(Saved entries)

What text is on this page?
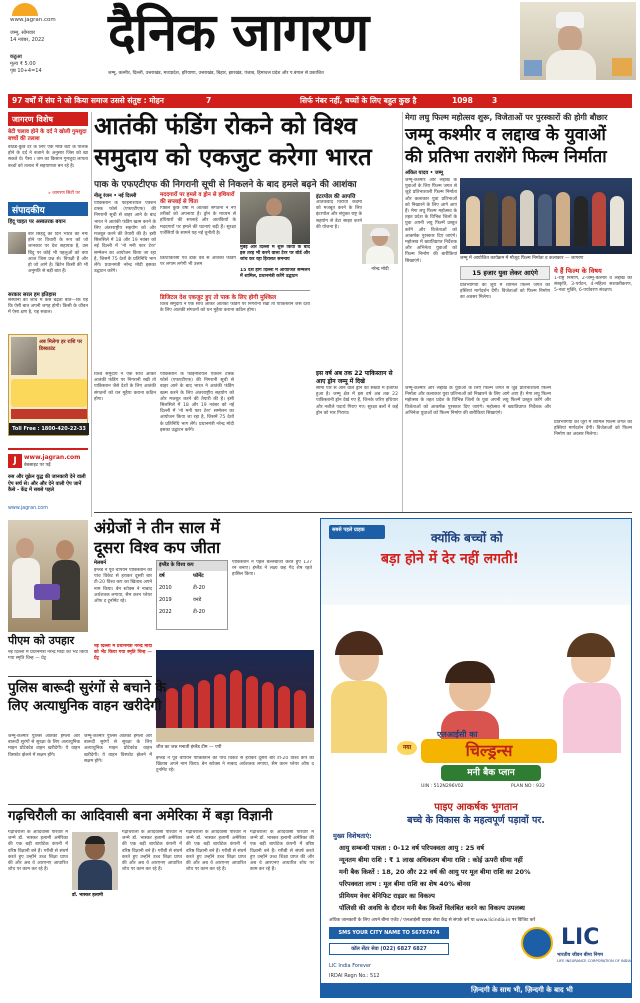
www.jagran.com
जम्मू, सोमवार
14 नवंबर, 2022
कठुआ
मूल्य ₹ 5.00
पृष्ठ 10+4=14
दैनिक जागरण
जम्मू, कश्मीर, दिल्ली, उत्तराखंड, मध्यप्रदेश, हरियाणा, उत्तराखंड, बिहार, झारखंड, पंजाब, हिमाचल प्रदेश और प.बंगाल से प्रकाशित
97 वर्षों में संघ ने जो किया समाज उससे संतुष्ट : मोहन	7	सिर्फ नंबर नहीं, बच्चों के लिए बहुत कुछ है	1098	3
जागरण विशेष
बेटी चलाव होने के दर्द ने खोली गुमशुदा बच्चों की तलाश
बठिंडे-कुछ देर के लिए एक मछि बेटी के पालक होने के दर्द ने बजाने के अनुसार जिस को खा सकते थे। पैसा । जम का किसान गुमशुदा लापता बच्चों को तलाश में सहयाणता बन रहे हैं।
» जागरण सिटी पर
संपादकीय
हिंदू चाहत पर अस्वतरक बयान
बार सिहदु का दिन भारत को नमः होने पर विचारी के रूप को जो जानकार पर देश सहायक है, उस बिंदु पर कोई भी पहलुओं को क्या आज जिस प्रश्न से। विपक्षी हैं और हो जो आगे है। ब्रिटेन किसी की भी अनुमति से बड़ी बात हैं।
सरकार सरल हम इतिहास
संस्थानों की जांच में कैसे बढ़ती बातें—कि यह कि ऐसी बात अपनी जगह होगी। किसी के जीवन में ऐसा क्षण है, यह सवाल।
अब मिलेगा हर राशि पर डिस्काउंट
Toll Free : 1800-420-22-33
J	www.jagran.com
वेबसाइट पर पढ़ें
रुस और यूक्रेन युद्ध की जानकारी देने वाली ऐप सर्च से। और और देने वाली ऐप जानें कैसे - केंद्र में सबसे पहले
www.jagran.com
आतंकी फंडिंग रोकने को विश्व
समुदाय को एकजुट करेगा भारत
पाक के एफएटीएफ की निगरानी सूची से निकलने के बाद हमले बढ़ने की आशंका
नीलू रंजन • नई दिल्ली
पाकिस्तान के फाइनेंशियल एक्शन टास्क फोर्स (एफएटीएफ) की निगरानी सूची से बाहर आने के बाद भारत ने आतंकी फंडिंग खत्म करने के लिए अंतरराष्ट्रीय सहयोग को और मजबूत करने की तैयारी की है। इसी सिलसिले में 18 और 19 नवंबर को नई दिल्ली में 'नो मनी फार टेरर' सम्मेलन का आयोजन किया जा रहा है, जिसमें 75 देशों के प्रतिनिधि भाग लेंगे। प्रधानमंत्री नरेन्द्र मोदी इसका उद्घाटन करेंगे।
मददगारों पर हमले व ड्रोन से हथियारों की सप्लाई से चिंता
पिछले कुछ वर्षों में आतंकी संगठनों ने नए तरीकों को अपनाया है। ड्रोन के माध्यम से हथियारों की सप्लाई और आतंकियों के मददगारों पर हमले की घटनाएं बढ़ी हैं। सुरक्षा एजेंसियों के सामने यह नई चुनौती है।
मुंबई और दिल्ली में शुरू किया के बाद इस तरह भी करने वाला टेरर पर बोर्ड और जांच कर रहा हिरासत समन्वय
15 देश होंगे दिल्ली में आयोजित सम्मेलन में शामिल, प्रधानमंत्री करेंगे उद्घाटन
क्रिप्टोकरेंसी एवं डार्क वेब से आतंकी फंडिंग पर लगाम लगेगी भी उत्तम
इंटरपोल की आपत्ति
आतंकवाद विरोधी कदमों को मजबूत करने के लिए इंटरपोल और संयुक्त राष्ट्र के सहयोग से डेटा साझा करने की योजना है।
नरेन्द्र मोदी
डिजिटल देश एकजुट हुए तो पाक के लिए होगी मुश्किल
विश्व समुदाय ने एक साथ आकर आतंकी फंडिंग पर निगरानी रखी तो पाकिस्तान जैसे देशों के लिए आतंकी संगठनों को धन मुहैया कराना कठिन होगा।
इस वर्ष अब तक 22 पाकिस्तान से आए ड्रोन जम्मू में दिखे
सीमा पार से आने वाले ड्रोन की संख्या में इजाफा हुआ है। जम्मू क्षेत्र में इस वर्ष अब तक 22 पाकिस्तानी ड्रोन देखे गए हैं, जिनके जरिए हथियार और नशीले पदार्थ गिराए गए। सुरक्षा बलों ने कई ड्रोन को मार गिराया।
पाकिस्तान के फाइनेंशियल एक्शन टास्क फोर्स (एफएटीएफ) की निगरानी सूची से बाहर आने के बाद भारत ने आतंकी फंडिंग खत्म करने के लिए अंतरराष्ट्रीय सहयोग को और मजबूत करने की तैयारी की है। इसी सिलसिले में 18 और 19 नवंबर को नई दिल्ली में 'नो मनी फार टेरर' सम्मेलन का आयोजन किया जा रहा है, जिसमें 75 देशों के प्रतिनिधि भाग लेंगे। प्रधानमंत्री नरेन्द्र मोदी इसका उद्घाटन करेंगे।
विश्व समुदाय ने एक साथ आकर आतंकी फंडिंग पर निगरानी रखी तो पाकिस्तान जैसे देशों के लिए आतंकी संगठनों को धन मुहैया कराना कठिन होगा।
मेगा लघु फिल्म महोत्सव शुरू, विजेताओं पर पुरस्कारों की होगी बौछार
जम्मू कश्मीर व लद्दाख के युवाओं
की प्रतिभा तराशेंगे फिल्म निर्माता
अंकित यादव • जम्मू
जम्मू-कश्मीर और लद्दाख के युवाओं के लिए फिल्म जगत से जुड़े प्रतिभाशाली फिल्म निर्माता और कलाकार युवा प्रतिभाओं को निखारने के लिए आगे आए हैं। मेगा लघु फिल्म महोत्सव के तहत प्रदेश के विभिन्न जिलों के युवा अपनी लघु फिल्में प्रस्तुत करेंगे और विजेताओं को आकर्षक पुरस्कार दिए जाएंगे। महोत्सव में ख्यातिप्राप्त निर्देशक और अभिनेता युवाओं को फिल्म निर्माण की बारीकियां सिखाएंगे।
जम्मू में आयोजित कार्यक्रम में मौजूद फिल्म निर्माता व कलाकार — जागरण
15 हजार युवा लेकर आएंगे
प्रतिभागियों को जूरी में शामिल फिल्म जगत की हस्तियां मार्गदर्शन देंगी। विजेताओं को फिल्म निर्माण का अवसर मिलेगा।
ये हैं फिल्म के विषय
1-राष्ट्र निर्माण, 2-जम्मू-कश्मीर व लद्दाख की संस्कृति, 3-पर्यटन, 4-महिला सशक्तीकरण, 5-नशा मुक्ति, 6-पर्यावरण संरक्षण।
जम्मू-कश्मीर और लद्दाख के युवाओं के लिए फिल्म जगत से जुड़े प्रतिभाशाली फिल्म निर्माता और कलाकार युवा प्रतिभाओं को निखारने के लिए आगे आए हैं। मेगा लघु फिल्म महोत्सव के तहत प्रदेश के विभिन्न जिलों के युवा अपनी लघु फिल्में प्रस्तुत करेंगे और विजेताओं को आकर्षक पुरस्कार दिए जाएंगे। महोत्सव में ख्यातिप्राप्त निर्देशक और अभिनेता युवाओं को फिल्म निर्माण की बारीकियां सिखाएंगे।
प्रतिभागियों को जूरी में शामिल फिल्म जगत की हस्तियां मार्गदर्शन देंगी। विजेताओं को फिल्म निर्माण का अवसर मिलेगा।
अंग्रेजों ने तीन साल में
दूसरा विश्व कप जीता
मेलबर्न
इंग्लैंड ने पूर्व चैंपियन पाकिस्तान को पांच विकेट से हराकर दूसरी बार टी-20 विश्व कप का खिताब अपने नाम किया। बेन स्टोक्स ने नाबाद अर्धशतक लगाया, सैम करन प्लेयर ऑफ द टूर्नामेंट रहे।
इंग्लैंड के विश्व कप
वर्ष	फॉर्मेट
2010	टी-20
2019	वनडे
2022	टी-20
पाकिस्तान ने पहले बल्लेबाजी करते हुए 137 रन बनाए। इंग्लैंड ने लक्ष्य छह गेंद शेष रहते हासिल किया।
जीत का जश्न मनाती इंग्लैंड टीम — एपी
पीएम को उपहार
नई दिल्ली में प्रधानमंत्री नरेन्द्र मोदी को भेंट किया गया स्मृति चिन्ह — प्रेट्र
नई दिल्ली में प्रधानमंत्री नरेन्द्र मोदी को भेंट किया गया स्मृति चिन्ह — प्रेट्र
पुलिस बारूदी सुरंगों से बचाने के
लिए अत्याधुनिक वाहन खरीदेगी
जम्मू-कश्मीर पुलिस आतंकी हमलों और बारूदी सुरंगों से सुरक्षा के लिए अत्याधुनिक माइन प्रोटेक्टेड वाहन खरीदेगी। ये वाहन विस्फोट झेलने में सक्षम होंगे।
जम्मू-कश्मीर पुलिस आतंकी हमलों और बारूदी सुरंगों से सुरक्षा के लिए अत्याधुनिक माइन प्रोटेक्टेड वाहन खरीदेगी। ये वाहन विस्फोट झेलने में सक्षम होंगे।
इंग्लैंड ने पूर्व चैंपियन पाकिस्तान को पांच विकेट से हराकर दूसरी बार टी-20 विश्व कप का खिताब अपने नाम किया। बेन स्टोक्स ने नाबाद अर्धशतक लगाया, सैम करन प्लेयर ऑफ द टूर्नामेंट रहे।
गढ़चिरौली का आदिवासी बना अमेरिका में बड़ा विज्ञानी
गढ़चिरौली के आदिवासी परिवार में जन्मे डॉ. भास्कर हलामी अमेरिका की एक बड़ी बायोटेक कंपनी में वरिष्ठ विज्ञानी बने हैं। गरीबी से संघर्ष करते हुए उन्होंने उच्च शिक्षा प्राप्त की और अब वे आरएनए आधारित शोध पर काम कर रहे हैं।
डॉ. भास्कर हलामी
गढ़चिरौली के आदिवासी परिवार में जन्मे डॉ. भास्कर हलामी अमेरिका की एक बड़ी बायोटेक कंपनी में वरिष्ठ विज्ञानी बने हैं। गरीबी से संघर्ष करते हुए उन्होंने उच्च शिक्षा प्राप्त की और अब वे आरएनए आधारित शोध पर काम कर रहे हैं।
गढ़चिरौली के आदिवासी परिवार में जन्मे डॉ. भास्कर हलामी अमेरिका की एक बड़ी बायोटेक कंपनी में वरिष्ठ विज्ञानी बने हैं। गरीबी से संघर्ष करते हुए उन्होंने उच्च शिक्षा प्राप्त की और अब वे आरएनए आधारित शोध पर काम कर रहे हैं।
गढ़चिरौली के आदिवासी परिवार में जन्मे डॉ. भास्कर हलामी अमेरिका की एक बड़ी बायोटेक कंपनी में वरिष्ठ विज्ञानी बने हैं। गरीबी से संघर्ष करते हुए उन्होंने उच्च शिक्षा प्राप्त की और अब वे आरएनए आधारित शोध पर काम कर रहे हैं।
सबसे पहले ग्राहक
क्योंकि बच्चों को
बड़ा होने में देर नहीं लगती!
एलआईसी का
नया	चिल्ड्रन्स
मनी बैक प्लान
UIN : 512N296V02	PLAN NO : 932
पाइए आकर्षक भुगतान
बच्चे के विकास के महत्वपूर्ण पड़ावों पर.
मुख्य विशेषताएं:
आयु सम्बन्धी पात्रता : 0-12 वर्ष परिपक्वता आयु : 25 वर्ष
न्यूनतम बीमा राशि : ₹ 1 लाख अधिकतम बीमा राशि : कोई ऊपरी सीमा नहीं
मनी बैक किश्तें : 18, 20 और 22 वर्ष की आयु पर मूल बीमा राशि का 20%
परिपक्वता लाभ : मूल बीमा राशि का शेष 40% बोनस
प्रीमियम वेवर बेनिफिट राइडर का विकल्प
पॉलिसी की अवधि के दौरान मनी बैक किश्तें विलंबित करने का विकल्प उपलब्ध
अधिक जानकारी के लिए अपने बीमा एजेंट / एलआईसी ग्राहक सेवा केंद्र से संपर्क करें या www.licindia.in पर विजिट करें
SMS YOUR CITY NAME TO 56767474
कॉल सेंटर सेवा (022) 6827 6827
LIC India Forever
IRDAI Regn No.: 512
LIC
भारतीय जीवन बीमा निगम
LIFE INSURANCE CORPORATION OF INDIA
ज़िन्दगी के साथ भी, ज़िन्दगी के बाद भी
==
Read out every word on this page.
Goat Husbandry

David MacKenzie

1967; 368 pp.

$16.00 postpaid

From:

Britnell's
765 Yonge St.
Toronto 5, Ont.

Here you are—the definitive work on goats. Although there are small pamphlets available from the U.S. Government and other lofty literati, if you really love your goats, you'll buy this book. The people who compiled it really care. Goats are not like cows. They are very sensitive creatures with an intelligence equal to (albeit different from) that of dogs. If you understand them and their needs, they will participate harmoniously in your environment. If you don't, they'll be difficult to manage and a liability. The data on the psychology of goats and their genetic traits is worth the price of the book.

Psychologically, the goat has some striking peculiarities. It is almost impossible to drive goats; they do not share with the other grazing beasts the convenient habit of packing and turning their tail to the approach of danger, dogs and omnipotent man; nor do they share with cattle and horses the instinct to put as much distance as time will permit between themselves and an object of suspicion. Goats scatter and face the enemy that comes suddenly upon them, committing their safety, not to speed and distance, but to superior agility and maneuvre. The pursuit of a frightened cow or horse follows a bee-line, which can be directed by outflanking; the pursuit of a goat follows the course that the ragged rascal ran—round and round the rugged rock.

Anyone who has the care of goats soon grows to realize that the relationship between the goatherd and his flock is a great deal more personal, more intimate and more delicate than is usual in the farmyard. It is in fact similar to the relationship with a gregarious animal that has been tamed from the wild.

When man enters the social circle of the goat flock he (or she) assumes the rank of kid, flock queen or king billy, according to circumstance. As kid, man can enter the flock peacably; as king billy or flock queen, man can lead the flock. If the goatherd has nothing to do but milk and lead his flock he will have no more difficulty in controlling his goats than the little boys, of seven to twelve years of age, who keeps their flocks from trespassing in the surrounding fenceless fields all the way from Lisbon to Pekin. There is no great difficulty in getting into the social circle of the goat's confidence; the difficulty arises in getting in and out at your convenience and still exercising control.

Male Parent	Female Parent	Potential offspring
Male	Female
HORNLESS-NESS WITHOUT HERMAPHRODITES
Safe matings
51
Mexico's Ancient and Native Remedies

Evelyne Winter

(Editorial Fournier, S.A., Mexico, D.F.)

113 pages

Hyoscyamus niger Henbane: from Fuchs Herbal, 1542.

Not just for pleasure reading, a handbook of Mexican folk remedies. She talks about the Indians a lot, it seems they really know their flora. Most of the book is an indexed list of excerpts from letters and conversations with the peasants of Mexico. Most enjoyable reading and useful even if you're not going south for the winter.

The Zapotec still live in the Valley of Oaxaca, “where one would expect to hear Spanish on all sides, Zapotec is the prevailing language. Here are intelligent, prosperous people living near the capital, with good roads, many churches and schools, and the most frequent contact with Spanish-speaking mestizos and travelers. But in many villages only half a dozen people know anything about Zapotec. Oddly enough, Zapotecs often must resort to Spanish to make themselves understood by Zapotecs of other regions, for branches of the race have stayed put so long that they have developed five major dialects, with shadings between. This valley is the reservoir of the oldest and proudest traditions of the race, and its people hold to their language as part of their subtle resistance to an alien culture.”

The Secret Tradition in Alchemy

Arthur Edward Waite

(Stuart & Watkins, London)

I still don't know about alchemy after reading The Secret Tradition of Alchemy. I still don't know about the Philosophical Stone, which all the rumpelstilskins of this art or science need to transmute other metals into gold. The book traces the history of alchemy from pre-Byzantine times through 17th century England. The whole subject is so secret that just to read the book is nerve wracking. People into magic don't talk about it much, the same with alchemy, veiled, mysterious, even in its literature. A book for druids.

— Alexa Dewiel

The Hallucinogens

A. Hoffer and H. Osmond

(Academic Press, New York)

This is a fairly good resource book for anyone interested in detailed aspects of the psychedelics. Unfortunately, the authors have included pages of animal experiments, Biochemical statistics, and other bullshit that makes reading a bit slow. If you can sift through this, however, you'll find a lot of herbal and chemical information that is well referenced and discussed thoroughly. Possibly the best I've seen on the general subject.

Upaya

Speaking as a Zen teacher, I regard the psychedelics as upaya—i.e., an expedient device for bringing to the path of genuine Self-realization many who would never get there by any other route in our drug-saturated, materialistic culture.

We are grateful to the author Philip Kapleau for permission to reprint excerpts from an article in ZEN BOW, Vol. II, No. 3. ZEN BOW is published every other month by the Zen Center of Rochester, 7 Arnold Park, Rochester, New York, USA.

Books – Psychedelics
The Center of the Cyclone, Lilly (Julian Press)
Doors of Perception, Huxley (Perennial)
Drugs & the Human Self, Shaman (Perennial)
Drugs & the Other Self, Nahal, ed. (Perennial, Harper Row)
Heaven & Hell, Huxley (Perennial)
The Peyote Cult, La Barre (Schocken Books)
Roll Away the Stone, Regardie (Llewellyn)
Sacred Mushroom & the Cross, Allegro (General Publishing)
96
--
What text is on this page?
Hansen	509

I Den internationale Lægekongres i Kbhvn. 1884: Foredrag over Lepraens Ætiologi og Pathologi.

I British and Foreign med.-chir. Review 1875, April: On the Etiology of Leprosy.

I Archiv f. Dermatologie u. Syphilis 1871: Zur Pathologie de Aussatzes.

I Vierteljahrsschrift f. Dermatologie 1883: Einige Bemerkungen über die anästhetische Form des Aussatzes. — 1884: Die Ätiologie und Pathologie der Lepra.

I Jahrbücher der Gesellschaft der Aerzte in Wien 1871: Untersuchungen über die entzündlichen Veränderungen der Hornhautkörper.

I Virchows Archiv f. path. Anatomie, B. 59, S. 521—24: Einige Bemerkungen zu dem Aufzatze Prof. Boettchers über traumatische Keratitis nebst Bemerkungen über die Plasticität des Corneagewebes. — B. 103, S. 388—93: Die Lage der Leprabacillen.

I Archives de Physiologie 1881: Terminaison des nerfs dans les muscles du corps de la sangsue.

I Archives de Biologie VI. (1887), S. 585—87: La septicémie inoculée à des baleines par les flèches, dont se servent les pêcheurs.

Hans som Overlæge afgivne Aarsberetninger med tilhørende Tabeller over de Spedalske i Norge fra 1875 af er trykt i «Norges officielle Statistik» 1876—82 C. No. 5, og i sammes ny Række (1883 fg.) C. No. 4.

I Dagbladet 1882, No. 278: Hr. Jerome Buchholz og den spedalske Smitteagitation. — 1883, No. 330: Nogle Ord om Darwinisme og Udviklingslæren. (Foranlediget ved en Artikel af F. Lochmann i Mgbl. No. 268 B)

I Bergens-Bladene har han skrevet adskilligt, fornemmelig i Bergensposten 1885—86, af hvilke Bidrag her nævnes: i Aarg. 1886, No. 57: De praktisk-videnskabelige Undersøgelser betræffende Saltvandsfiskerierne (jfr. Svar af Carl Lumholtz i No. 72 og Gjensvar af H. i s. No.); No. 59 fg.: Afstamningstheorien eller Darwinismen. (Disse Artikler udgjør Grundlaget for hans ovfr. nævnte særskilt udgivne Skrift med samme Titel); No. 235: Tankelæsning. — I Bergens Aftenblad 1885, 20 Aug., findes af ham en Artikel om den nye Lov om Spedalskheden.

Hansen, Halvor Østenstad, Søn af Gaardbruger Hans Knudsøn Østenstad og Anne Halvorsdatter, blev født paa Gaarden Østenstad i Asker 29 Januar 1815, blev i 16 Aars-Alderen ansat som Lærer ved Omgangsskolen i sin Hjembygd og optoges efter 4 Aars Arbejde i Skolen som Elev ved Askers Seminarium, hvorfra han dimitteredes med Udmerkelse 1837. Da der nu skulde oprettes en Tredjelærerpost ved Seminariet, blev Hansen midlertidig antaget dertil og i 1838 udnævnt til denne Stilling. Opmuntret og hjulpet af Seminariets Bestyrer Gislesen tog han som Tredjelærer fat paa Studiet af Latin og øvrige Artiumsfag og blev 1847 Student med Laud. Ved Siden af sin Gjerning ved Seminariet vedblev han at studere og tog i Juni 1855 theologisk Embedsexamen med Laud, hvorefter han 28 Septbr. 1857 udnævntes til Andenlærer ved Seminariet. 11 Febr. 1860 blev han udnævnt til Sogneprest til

Directive: Scan the material line by line and report each one that contains "Dermatologie".

Problem solution:
I Archiv f. Dermatologie u. Syphilis 1871: Zur Pathologie de Aussatzes.
I Vierteljahrsschrift f. Dermatologie 1883: Einige Bemerkungen über die anästhetische Form des Aussatzes. — 1884: Die Ätiologie und Pathologie der Lepra.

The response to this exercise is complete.